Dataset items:
....

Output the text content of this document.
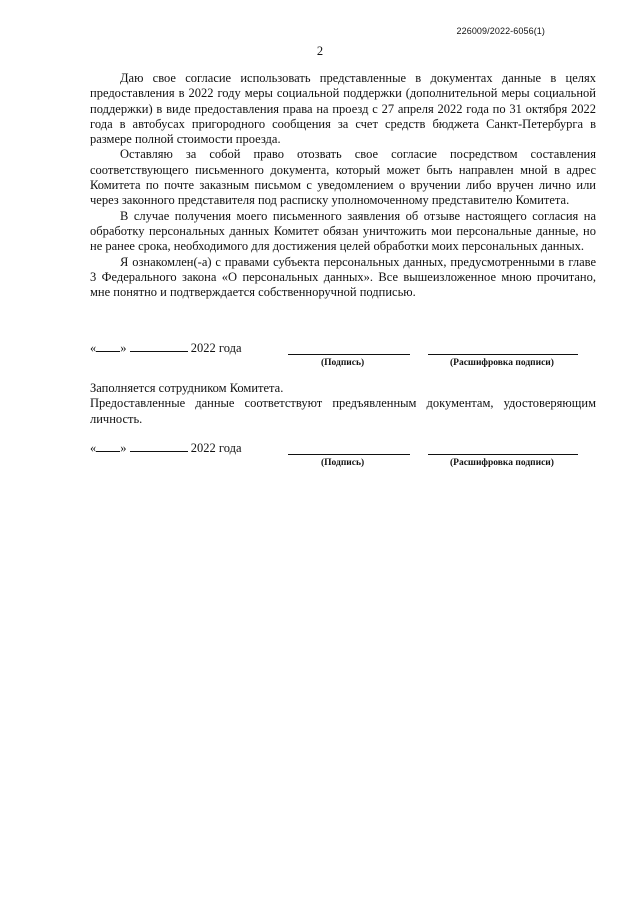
226009/2022-6056(1)
2

Даю свое согласие использовать представленные в документах данные в целях предоставления в 2022 году меры социальной поддержки (дополнительной меры социальной поддержки) в виде предоставления права на проезд с 27 апреля 2022 года по 31 октября 2022 года в автобусах пригородного сообщения за счет средств бюджета Санкт-Петербурга в размере полной стоимости проезда.

Оставляю за собой право отозвать свое согласие посредством составления соответствующего письменного документа, который может быть направлен мной в адрес Комитета по почте заказным письмом с уведомлением о вручении либо вручен лично или через законного представителя под расписку уполномоченному представителю Комитета.

В случае получения моего письменного заявления об отзыве настоящего согласия на обработку персональных данных Комитет обязан уничтожить мои персональные данные, но не ранее срока, необходимого для достижения целей обработки моих персональных данных.

Я ознакомлен(-а) с правами субъекта персональных данных, предусмотренными в главе 3 Федерального закона «О персональных данных». Все вышеизложенное мною прочитано, мне понятно и подтверждается собственноручной подписью.

« »	2022 года
(Подпись)	(Расшифровка подписи)

Заполняется сотрудником Комитета.

Предоставленные данные соответствуют предъявленным документам, удостоверяющим личность.

« »	2022 года
(Подпись)	(Расшифровка подписи)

....

▶ Stated task:
Output the entries above exactly, without their pictures.

▶ Problem solution:
Output the text content of this document.
226009/2022-6056(1)
2

Даю свое согласие использовать представленные в документах данные в целях предоставления в 2022 году меры социальной поддержки (дополнительной меры социальной поддержки) в виде предоставления права на проезд с 27 апреля 2022 года по 31 октября 2022 года в автобусах пригородного сообщения за счет средств бюджета Санкт-Петербурга в размере полной стоимости проезда.

Оставляю за собой право отозвать свое согласие посредством составления соответствующего письменного документа, который может быть направлен мной в адрес Комитета по почте заказным письмом с уведомлением о вручении либо вручен лично или через законного представителя под расписку уполномоченному представителю Комитета.

В случае получения моего письменного заявления об отзыве настоящего согласия на обработку персональных данных Комитет обязан уничтожить мои персональные данные, но не ранее срока, необходимого для достижения целей обработки моих персональных данных.

Я ознакомлен(-а) с правами субъекта персональных данных, предусмотренными в главе 3 Федерального закона «О персональных данных». Все вышеизложенное мною прочитано, мне понятно и подтверждается собственноручной подписью.

« »	2022 года
(Подпись)	(Расшифровка подписи)

Заполняется сотрудником Комитета.

Предоставленные данные соответствуют предъявленным документам, удостоверяющим личность.

« »	2022 года
(Подпись)	(Расшифровка подписи)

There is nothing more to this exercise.